| THE PROBLEM |
Reproduce everything in the records from the line containing "List all visible" down to the line containing "pencil-icon <box>380 249 402 271</box>", including both of those lines. Leave the pictures out.

--- Start of DATA FOR THIS TASK ---

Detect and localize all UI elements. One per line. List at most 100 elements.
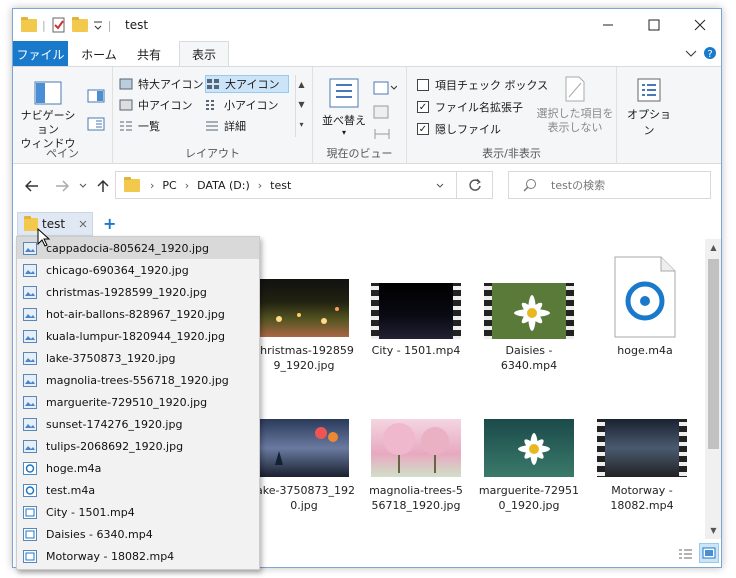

--- End of DATA FOR THIS TASK ---
--- Start of DATA FOR THIS TASK ---

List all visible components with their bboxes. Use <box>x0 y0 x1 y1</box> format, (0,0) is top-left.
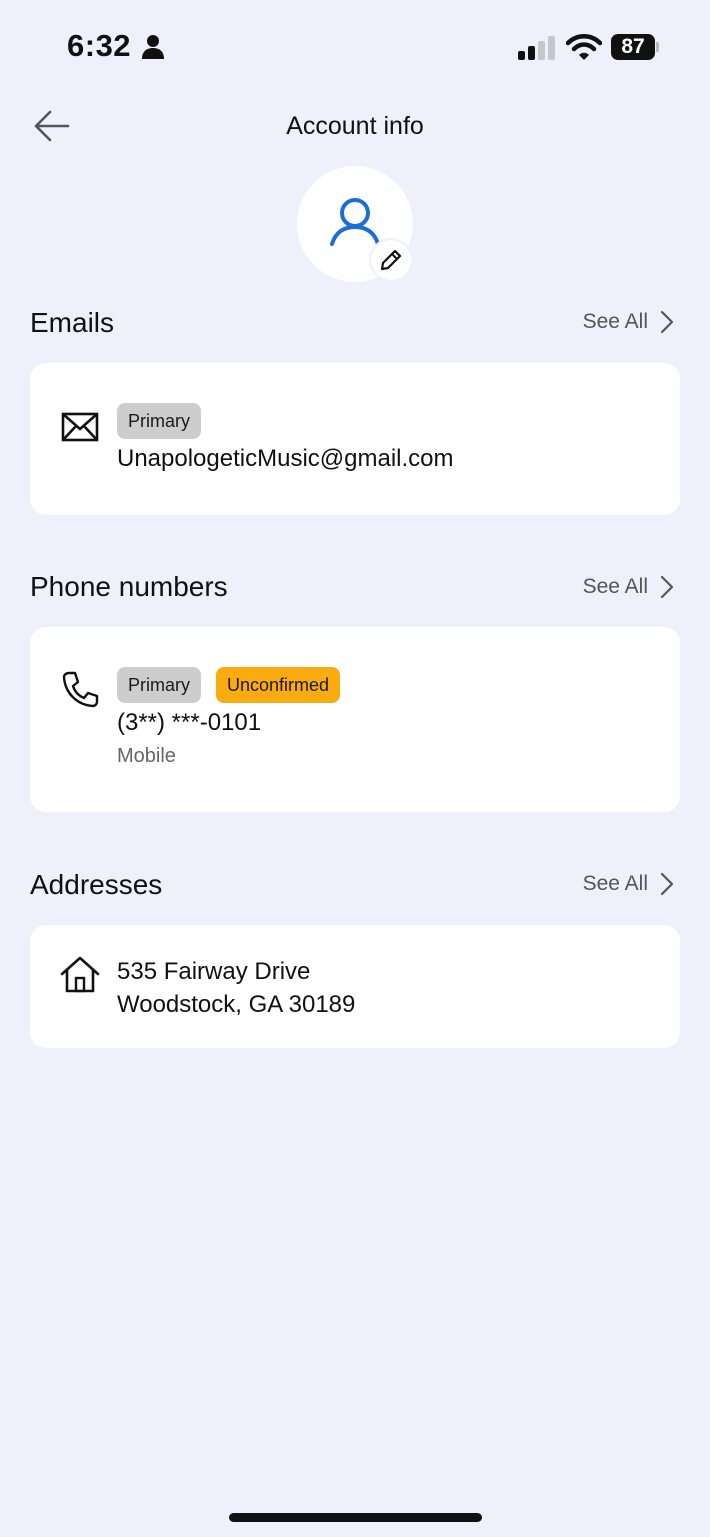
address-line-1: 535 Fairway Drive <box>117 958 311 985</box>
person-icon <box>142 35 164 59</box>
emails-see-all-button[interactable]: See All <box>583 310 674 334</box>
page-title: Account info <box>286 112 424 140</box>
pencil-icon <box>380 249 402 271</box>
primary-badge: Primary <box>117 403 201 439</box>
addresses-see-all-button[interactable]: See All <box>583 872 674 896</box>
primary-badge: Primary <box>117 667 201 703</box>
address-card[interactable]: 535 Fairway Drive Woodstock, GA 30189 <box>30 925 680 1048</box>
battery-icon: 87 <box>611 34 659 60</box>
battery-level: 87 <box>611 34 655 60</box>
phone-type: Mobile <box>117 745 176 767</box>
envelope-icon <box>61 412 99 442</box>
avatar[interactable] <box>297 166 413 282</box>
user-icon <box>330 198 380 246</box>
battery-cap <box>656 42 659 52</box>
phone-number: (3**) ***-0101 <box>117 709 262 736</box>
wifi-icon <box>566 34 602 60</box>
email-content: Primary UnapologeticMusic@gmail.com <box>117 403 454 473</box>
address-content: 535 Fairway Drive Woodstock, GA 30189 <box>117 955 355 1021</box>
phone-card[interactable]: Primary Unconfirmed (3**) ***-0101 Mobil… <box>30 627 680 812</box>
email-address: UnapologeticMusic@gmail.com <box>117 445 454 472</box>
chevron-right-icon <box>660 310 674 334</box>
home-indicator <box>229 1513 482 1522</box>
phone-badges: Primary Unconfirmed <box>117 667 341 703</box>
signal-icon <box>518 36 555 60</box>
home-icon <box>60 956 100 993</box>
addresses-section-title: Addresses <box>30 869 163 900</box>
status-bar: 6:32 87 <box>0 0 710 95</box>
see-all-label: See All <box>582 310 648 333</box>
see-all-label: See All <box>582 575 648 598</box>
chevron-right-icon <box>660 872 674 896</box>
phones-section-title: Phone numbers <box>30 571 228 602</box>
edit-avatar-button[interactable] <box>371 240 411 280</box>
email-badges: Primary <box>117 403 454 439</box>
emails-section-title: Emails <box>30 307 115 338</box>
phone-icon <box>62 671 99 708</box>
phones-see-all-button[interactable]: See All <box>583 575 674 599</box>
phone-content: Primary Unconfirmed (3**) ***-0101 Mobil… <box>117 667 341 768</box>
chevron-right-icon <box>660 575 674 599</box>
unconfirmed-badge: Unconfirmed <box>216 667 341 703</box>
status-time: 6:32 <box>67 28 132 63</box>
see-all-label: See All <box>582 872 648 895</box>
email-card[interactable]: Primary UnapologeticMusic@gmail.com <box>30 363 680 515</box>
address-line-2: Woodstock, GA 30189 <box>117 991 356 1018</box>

--- End of DATA FOR THIS TASK ---

| EXERCISE RESULT |
List all visible components with their bboxes. Use <box>x0 y0 x1 y1</box> format, (0,0) is top-left.
address-line-1: 535 Fairway Drive <box>117 958 311 985</box>
person-icon <box>142 35 164 59</box>
emails-see-all-button[interactable]: See All <box>583 310 674 334</box>
page-title: Account info <box>286 112 424 140</box>
pencil-icon <box>380 249 402 271</box>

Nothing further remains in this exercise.